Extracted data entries
______________________________
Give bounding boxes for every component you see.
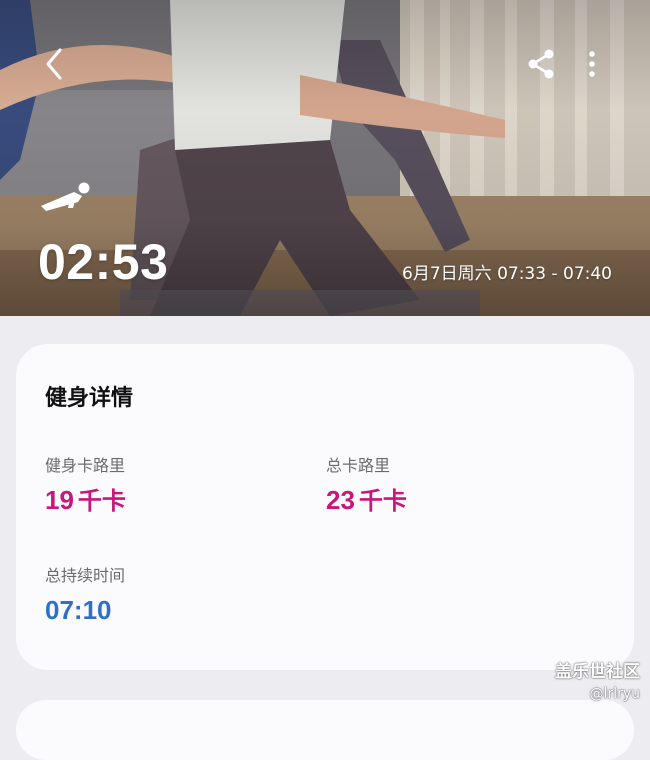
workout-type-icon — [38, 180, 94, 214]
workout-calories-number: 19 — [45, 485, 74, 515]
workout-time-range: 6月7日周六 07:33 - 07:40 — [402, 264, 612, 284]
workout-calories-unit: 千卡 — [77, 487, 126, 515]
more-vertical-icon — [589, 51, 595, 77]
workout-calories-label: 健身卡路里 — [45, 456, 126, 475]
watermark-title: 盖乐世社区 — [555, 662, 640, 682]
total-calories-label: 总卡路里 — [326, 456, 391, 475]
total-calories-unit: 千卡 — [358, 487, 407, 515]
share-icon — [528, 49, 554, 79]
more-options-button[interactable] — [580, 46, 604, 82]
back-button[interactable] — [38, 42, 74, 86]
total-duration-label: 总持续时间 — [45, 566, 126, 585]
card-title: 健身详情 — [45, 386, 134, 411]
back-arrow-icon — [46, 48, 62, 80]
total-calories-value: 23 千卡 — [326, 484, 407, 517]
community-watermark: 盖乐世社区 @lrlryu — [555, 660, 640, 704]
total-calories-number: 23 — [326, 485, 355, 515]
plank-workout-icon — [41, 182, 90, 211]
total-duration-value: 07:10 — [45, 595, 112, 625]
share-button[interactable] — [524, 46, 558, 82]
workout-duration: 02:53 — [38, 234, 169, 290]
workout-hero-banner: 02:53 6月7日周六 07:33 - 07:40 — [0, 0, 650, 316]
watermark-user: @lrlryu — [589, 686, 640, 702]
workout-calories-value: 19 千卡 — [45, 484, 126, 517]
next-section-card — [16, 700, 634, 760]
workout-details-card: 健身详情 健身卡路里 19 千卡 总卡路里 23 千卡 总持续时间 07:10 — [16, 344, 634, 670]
______________________________
▶ **Given instruction**:
List every line of the data above that contains the string "card".

▶ **Solution for this problem**:
card-title: 健身详情 — [45, 386, 134, 411]
next-section-card — [16, 700, 634, 760]
workout-details-card: 健身详情 健身卡路里 19 千卡 总卡路里 23 千卡 总持续时间 07:10 — [16, 344, 634, 670]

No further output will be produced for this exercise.